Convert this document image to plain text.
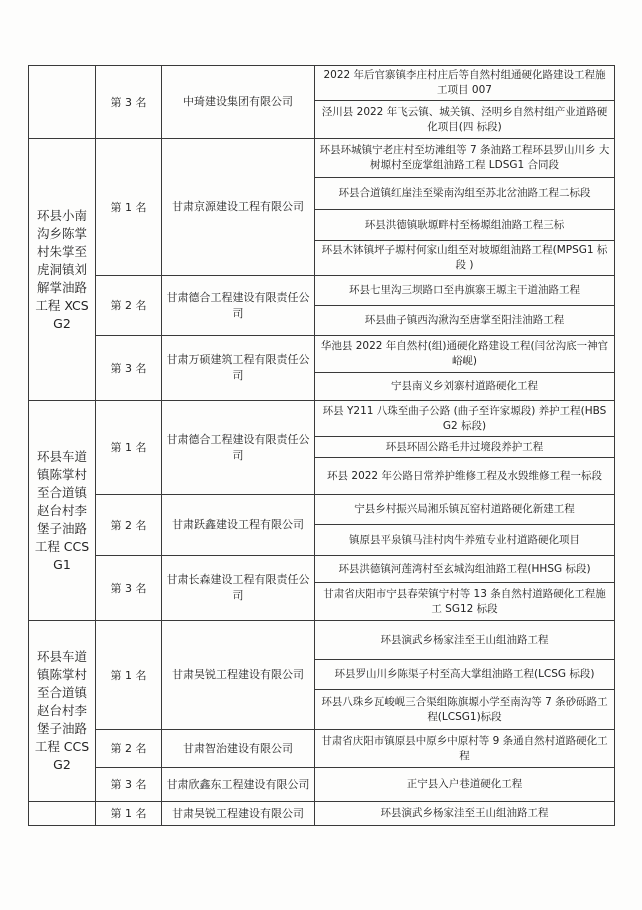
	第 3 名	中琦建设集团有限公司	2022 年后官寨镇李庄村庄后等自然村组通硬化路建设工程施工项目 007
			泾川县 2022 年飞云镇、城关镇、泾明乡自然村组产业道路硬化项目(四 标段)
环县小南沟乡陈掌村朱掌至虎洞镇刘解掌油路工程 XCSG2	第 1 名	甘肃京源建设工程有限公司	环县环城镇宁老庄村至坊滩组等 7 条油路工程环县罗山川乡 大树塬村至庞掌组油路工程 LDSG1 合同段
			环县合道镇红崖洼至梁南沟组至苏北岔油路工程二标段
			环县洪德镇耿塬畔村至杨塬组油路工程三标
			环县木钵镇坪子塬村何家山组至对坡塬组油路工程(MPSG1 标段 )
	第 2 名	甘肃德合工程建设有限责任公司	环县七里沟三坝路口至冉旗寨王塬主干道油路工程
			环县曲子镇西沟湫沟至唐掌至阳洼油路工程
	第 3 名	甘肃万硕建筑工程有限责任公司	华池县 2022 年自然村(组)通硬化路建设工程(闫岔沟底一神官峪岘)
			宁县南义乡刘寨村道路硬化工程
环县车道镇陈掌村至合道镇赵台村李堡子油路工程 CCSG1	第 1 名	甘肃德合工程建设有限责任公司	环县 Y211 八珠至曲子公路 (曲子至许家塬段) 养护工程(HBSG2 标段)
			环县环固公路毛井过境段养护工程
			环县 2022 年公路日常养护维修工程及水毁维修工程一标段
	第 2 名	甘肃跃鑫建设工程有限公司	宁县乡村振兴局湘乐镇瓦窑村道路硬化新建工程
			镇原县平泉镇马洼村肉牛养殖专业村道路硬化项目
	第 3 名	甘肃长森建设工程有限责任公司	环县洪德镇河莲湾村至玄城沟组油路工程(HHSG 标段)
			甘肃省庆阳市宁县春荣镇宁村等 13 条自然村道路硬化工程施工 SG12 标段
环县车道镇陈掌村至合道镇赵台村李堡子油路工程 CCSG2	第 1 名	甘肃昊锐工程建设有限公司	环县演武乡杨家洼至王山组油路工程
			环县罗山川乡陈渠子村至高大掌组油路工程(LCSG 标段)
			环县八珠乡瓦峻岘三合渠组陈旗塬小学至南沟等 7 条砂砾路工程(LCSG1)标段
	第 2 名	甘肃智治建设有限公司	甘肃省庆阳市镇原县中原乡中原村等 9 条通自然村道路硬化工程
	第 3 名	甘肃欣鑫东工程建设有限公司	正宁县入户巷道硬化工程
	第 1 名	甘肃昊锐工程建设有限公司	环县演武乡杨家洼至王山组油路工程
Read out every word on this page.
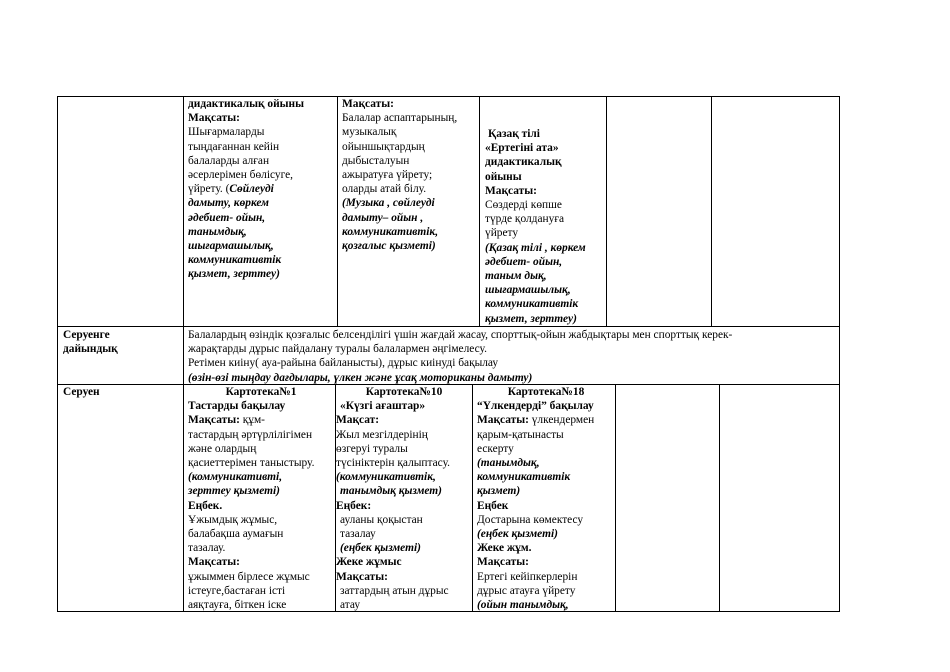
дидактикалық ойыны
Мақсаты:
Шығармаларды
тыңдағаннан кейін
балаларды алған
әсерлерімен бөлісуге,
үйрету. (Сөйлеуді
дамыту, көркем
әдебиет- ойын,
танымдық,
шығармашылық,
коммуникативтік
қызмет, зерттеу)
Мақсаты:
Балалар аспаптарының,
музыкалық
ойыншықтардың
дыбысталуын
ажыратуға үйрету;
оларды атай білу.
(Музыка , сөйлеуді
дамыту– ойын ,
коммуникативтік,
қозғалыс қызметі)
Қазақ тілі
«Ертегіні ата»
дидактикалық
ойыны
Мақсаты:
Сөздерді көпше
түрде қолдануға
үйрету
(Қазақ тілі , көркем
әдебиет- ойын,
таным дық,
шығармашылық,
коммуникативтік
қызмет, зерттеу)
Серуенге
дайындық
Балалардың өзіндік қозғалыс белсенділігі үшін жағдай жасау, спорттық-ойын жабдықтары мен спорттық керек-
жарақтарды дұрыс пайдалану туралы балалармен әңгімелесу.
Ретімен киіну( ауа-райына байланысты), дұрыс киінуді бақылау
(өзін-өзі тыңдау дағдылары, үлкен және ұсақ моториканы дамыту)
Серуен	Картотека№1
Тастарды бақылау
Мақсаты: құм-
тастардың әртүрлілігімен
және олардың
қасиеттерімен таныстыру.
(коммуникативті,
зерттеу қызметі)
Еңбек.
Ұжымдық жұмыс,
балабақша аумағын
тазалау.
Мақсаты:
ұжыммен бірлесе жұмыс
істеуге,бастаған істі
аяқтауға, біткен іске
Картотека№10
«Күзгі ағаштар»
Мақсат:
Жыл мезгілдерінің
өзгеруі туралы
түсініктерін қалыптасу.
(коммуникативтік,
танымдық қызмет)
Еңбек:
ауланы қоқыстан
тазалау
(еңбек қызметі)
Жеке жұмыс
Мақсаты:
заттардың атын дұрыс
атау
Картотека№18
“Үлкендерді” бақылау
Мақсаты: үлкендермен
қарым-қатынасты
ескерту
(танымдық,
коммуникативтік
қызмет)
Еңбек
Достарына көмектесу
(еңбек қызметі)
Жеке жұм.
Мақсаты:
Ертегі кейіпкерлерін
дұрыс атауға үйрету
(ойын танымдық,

■ ■ ■ ■ ■

[What to produce] Please set down each line of the data above exactly as written, without the pictures.

[Written solution]
Convert this document image to plain text.
	第 3 名	中琦建设集团有限公司	2022 年后官寨镇李庄村庄后等自然村组通硬化路建设工程施工项目 007
			泾川县 2022 年飞云镇、城关镇、泾明乡自然村组产业道路硬化项目(四 标段)
环县小南沟乡陈掌村朱掌至虎洞镇刘解掌油路工程 XCSG2	第 1 名	甘肃京源建设工程有限公司	环县环城镇宁老庄村至坊滩组等 7 条油路工程环县罗山川乡 大树塬村至庞掌组油路工程 LDSG1 合同段
			环县合道镇红崖洼至梁南沟组至苏北岔油路工程二标段
			环县洪德镇耿塬畔村至杨塬组油路工程三标
			环县木钵镇坪子塬村何家山组至对坡塬组油路工程(MPSG1 标段 )
	第 2 名	甘肃德合工程建设有限责任公司	环县七里沟三坝路口至冉旗寨王塬主干道油路工程
			环县曲子镇西沟湫沟至唐掌至阳洼油路工程
	第 3 名	甘肃万硕建筑工程有限责任公司	华池县 2022 年自然村(组)通硬化路建设工程(闫岔沟底一神官峪岘)
			宁县南义乡刘寨村道路硬化工程
环县车道镇陈掌村至合道镇赵台村李堡子油路工程 CCSG1	第 1 名	甘肃德合工程建设有限责任公司	环县 Y211 八珠至曲子公路 (曲子至许家塬段) 养护工程(HBSG2 标段)
			环县环固公路毛井过境段养护工程
			环县 2022 年公路日常养护维修工程及水毁维修工程一标段
	第 2 名	甘肃跃鑫建设工程有限公司	宁县乡村振兴局湘乐镇瓦窑村道路硬化新建工程
			镇原县平泉镇马洼村肉牛养殖专业村道路硬化项目
	第 3 名	甘肃长森建设工程有限责任公司	环县洪德镇河莲湾村至玄城沟组油路工程(HHSG 标段)
			甘肃省庆阳市宁县春荣镇宁村等 13 条自然村道路硬化工程施工 SG12 标段
环县车道镇陈掌村至合道镇赵台村李堡子油路工程 CCSG2	第 1 名	甘肃昊锐工程建设有限公司	环县演武乡杨家洼至王山组油路工程
			环县罗山川乡陈渠子村至高大掌组油路工程(LCSG 标段)
			环县八珠乡瓦峻岘三合渠组陈旗塬小学至南沟等 7 条砂砾路工程(LCSG1)标段
	第 2 名	甘肃智治建设有限公司	甘肃省庆阳市镇原县中原乡中原村等 9 条通自然村道路硬化工程
	第 3 名	甘肃欣鑫东工程建设有限公司	正宁县入户巷道硬化工程
	第 1 名	甘肃昊锐工程建设有限公司	环县演武乡杨家洼至王山组油路工程
Read out every word on this page.
дидактикалық ойыны
Мақсаты:
Шығармаларды
тыңдағаннан кейін
балаларды алған
әсерлерімен бөлісуге,
үйрету. (Сөйлеуді
дамыту, көркем
әдебиет- ойын,
танымдық,
шығармашылық,
коммуникативтік
қызмет, зерттеу)
Мақсаты:
Балалар аспаптарының,
музыкалық
ойыншықтардың
дыбысталуын
ажыратуға үйрету;
оларды атай білу.
(Музыка , сөйлеуді
дамыту– ойын ,
коммуникативтік,
қозғалыс қызметі)
Қазақ тілі
«Ертегіні ата»
дидактикалық
ойыны
Мақсаты:
Сөздерді көпше
түрде қолдануға
үйрету
(Қазақ тілі , көркем
әдебиет- ойын,
таным дық,
шығармашылық,
коммуникативтік
қызмет, зерттеу)
Серуенге
дайындық
Балалардың өзіндік қозғалыс белсенділігі үшін жағдай жасау, спорттық-ойын жабдықтары мен спорттық керек-
жарақтарды дұрыс пайдалану туралы балалармен әңгімелесу.
Ретімен киіну( ауа-райына байланысты), дұрыс киінуді бақылау
(өзін-өзі тыңдау дағдылары, үлкен және ұсақ моториканы дамыту)
Серуен	Картотека№1
Тастарды бақылау
Мақсаты: құм-
тастардың әртүрлілігімен
және олардың
қасиеттерімен таныстыру.
(коммуникативті,
зерттеу қызметі)
Еңбек.
Ұжымдық жұмыс,
балабақша аумағын
тазалау.
Мақсаты:
ұжыммен бірлесе жұмыс
істеуге,бастаған істі
аяқтауға, біткен іске
Картотека№10
«Күзгі ағаштар»
Мақсат:
Жыл мезгілдерінің
өзгеруі туралы
түсініктерін қалыптасу.
(коммуникативтік,
танымдық қызмет)
Еңбек:
ауланы қоқыстан
тазалау
(еңбек қызметі)
Жеке жұмыс
Мақсаты:
заттардың атын дұрыс
атау
Картотека№18
“Үлкендерді” бақылау
Мақсаты: үлкендермен
қарым-қатынасты
ескерту
(танымдық,
коммуникативтік
қызмет)
Еңбек
Достарына көмектесу
(еңбек қызметі)
Жеке жұм.
Мақсаты:
Ертегі кейіпкерлерін
дұрыс атауға үйрету
(ойын танымдық,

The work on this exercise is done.